[Begin LISTED ENTRIES]
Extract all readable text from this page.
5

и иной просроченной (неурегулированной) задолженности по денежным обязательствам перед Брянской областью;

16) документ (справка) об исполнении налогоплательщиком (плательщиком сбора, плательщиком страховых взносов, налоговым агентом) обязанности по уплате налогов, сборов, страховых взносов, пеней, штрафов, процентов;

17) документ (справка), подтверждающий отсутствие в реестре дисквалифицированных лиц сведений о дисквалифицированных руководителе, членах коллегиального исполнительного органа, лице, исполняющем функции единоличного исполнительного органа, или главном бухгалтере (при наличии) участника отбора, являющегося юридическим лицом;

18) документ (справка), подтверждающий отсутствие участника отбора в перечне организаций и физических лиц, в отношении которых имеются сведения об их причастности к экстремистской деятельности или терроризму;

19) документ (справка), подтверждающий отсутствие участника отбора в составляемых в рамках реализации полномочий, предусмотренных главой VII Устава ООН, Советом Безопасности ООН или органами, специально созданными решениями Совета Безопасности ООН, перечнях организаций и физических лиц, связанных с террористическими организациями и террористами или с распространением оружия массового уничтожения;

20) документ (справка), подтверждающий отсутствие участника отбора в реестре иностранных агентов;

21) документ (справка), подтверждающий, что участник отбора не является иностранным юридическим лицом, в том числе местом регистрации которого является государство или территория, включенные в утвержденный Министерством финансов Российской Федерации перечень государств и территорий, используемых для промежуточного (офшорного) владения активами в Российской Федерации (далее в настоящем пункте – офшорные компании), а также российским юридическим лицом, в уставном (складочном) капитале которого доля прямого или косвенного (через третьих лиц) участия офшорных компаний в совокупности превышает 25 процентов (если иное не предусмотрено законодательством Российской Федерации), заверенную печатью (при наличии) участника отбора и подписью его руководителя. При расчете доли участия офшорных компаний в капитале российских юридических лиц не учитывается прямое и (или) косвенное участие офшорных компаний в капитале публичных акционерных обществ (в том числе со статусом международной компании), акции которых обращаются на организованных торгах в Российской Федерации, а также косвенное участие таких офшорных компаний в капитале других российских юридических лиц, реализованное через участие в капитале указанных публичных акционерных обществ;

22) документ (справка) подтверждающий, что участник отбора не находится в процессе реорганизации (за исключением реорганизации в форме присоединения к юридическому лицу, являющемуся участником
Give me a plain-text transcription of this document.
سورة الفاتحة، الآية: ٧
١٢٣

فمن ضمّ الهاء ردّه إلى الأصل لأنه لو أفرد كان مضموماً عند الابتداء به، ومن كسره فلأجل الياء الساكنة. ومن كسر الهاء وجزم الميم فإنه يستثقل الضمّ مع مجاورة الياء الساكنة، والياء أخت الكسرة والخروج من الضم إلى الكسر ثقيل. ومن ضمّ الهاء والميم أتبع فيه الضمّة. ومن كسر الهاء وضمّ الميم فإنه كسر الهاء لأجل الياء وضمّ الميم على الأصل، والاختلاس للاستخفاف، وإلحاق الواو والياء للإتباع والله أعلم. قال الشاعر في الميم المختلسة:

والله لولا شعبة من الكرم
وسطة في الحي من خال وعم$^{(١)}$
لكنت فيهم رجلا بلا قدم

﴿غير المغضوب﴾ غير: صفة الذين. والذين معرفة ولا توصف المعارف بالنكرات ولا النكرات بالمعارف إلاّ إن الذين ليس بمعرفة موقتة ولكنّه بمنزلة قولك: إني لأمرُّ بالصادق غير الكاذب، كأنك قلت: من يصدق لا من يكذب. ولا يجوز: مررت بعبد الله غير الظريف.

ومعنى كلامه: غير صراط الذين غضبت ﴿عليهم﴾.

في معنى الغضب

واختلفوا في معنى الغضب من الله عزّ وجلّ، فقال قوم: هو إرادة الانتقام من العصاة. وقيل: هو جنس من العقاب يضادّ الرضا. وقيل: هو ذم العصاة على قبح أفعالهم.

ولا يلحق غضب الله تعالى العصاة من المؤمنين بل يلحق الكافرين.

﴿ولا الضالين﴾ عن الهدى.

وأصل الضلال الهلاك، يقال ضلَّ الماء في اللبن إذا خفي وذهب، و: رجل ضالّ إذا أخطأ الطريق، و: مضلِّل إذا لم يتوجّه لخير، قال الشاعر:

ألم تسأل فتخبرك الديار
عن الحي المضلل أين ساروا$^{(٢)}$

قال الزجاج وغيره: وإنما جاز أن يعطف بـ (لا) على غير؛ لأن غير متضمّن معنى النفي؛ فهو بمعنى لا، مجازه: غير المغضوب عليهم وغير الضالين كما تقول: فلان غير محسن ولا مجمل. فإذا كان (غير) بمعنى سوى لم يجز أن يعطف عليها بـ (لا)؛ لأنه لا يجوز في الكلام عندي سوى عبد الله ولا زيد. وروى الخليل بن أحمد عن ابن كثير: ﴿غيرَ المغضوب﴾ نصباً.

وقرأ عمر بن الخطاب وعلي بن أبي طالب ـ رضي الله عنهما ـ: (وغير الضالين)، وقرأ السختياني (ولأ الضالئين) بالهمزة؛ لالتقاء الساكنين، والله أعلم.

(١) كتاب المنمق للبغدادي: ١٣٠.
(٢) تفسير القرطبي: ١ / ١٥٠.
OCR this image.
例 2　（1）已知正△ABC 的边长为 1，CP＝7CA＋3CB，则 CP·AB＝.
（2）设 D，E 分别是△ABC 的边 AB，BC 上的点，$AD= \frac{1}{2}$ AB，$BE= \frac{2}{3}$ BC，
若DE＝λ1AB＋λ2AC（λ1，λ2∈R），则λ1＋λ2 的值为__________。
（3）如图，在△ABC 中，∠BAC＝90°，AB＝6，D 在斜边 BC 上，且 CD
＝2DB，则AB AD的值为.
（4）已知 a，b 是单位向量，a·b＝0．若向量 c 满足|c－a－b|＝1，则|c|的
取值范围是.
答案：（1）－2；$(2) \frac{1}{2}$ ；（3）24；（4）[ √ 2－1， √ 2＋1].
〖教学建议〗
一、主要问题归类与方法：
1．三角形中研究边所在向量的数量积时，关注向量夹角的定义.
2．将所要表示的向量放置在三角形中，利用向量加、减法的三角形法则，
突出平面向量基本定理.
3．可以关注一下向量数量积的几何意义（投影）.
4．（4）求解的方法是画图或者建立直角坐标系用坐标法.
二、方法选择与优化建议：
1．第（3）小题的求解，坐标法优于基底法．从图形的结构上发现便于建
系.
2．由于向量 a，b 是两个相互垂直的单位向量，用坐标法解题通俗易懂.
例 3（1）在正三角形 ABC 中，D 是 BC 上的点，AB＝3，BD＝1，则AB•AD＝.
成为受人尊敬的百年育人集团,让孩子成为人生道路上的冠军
[End LISTED ENTRIES]
■ **EXERCISE REQUIREMENTS**:
Only lines holding the string "الحي" are wanted; gather each one from the entries above.

■ **RESPONSE**:
وسطة في الحي من خال وعم$^{(١)}$
عن الحي المضلل أين ساروا$^{(٢)}$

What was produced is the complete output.